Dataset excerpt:
---
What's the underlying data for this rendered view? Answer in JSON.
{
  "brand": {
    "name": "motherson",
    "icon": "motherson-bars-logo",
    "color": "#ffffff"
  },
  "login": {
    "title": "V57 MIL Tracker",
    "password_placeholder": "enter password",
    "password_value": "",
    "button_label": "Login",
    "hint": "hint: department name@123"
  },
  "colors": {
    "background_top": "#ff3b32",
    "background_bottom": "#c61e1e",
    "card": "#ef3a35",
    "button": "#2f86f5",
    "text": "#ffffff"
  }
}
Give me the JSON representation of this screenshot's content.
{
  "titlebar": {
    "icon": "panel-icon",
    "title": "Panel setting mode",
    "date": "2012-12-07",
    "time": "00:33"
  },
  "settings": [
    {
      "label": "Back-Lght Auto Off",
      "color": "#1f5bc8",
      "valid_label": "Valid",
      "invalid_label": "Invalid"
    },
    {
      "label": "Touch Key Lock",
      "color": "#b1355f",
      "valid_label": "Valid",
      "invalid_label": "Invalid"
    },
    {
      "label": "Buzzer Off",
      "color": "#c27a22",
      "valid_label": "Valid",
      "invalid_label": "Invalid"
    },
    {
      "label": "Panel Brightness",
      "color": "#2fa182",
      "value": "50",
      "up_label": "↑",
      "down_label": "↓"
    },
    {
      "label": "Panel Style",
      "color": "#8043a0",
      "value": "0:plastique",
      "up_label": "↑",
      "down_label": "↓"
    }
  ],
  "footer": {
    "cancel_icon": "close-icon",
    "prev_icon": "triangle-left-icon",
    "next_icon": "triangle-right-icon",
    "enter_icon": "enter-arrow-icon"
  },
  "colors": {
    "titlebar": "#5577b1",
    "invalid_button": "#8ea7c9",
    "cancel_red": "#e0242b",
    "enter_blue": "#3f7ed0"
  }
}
---
Task description - Gather all lines from the listing above in which "icon" occurs.

Full response -
    "icon": "motherson-bars-logo",
    "icon": "panel-icon",
    "cancel_icon": "close-icon",
    "prev_icon": "triangle-left-icon",
    "next_icon": "triangle-right-icon",
    "enter_icon": "enter-arrow-icon"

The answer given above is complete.